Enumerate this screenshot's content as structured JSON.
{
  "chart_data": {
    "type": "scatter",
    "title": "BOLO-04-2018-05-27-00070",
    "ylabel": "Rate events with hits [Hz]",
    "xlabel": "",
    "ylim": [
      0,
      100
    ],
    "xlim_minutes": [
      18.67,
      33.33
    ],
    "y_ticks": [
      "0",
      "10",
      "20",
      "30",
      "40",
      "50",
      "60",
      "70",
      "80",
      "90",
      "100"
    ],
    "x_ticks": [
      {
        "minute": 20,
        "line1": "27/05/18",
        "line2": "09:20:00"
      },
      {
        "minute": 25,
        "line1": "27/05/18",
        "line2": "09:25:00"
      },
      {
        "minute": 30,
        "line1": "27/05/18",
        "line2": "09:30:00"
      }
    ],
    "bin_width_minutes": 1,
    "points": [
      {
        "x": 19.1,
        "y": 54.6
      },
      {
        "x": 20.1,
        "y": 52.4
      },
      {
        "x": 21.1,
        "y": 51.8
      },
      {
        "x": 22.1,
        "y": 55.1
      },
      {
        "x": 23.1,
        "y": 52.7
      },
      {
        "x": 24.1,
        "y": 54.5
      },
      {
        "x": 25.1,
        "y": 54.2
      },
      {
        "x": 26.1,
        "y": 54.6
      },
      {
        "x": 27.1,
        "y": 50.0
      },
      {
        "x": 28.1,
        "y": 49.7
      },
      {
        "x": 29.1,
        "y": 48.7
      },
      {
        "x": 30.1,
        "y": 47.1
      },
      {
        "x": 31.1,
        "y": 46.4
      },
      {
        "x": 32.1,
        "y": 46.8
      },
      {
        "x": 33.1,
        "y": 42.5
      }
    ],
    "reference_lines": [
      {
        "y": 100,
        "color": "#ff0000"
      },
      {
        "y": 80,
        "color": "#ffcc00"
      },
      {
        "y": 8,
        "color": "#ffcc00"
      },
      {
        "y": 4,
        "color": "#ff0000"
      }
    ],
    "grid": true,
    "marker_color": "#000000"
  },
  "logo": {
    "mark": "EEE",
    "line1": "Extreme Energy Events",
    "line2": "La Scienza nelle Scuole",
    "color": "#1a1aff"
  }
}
┄┄┄┄┄┄┄┄┄┄
*Stated goal*: Using the listing above, reproduce each line without omission.

*Solution for this problem*:
Enumerate this screenshot's content as structured JSON.
{
  "chart_data": {
    "type": "scatter",
    "title": "BOLO-04-2018-05-27-00070",
    "ylabel": "Rate events with hits [Hz]",
    "xlabel": "",
    "ylim": [
      0,
      100
    ],
    "xlim_minutes": [
      18.67,
      33.33
    ],
    "y_ticks": [
      "0",
      "10",
      "20",
      "30",
      "40",
      "50",
      "60",
      "70",
      "80",
      "90",
      "100"
    ],
    "x_ticks": [
      {
        "minute": 20,
        "line1": "27/05/18",
        "line2": "09:20:00"
      },
      {
        "minute": 25,
        "line1": "27/05/18",
        "line2": "09:25:00"
      },
      {
        "minute": 30,
        "line1": "27/05/18",
        "line2": "09:30:00"
      }
    ],
    "bin_width_minutes": 1,
    "points": [
      {
        "x": 19.1,
        "y": 54.6
      },
      {
        "x": 20.1,
        "y": 52.4
      },
      {
        "x": 21.1,
        "y": 51.8
      },
      {
        "x": 22.1,
        "y": 55.1
      },
      {
        "x": 23.1,
        "y": 52.7
      },
      {
        "x": 24.1,
        "y": 54.5
      },
      {
        "x": 25.1,
        "y": 54.2
      },
      {
        "x": 26.1,
        "y": 54.6
      },
      {
        "x": 27.1,
        "y": 50.0
      },
      {
        "x": 28.1,
        "y": 49.7
      },
      {
        "x": 29.1,
        "y": 48.7
      },
      {
        "x": 30.1,
        "y": 47.1
      },
      {
        "x": 31.1,
        "y": 46.4
      },
      {
        "x": 32.1,
        "y": 46.8
      },
      {
        "x": 33.1,
        "y": 42.5
      }
    ],
    "reference_lines": [
      {
        "y": 100,
        "color": "#ff0000"
      },
      {
        "y": 80,
        "color": "#ffcc00"
      },
      {
        "y": 8,
        "color": "#ffcc00"
      },
      {
        "y": 4,
        "color": "#ff0000"
      }
    ],
    "grid": true,
    "marker_color": "#000000"
  },
  "logo": {
    "mark": "EEE",
    "line1": "Extreme Energy Events",
    "line2": "La Scienza nelle Scuole",
    "color": "#1a1aff"
  }
}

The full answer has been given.